:: DIRECTIVE ::
Extract each line of the material that follows exactly and omit its pictures.
** begin RECORDS SHOWN **
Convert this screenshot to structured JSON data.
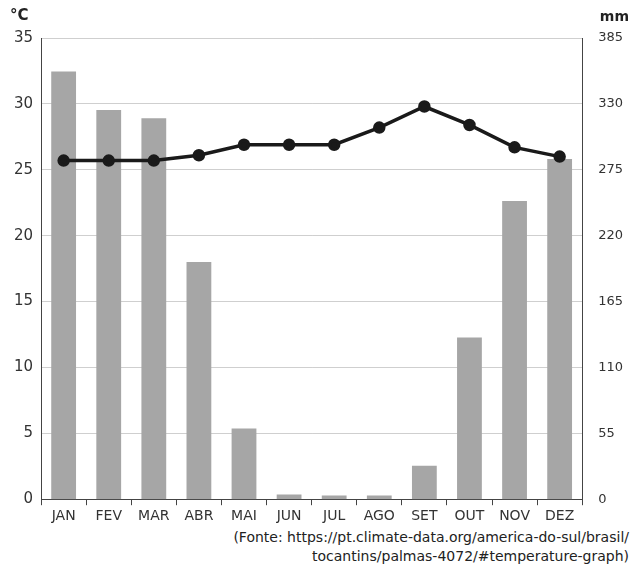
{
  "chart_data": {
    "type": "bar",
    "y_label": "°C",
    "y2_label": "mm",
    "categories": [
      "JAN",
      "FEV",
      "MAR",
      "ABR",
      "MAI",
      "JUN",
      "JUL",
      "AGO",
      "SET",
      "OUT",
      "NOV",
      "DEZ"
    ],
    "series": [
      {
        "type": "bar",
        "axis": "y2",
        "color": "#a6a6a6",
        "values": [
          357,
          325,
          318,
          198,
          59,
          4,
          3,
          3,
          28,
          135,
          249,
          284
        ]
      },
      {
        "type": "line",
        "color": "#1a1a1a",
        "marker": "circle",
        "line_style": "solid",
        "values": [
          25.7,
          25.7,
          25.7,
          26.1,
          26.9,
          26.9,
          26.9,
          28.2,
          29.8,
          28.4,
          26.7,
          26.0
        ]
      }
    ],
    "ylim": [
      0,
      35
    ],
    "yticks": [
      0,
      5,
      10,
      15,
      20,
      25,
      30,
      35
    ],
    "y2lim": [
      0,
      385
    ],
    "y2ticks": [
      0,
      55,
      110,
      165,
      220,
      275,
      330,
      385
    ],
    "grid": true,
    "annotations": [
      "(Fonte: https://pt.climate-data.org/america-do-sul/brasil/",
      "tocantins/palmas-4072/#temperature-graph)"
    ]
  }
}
** end RECORDS SHOWN **
:: SOLVED EXERCISE ::
Convert this screenshot to structured JSON data.
{
  "chart_data": {
    "type": "bar",
    "y_label": "°C",
    "y2_label": "mm",
    "categories": [
      "JAN",
      "FEV",
      "MAR",
      "ABR",
      "MAI",
      "JUN",
      "JUL",
      "AGO",
      "SET",
      "OUT",
      "NOV",
      "DEZ"
    ],
    "series": [
      {
        "type": "bar",
        "axis": "y2",
        "color": "#a6a6a6",
        "values": [
          357,
          325,
          318,
          198,
          59,
          4,
          3,
          3,
          28,
          135,
          249,
          284
        ]
      },
      {
        "type": "line",
        "color": "#1a1a1a",
        "marker": "circle",
        "line_style": "solid",
        "values": [
          25.7,
          25.7,
          25.7,
          26.1,
          26.9,
          26.9,
          26.9,
          28.2,
          29.8,
          28.4,
          26.7,
          26.0
        ]
      }
    ],
    "ylim": [
      0,
      35
    ],
    "yticks": [
      0,
      5,
      10,
      15,
      20,
      25,
      30,
      35
    ],
    "y2lim": [
      0,
      385
    ],
    "y2ticks": [
      0,
      55,
      110,
      165,
      220,
      275,
      330,
      385
    ],
    "grid": true,
    "annotations": [
      "(Fonte: https://pt.climate-data.org/america-do-sul/brasil/",
      "tocantins/palmas-4072/#temperature-graph)"
    ]
  }
}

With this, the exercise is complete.